===== THE RECORDS =====

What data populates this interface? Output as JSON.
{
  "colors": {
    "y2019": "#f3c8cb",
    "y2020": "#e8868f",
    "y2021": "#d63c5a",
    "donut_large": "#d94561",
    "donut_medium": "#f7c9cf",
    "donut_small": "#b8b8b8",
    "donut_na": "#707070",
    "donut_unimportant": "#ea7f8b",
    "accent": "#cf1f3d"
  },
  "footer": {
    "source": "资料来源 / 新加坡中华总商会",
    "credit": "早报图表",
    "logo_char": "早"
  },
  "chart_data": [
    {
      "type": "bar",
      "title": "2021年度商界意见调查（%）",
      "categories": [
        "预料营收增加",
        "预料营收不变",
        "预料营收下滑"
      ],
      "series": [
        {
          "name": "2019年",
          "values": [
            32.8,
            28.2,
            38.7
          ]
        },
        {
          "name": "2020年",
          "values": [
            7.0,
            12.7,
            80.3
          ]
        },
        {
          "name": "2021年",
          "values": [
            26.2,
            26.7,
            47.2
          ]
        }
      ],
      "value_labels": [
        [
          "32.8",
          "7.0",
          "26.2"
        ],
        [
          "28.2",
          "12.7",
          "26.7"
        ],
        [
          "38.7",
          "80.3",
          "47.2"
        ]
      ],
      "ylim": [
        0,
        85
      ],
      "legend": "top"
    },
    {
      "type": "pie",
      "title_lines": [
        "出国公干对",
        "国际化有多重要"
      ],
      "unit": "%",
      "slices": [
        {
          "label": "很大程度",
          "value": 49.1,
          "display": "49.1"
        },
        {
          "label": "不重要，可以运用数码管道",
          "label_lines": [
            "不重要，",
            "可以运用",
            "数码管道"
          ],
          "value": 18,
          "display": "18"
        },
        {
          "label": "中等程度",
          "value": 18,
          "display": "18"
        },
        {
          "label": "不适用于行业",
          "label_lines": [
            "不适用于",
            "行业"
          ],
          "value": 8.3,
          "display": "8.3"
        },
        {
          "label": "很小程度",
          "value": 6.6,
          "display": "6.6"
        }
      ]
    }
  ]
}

=====

* DIRECTIVE: Search the entries for the word "display" and copy every line that has it.

* ANSWER TO THIS EXERCISE:
          "display": "49.1"
          "display": "18"
          "display": "18"
          "display": "8.3"
          "display": "6.6"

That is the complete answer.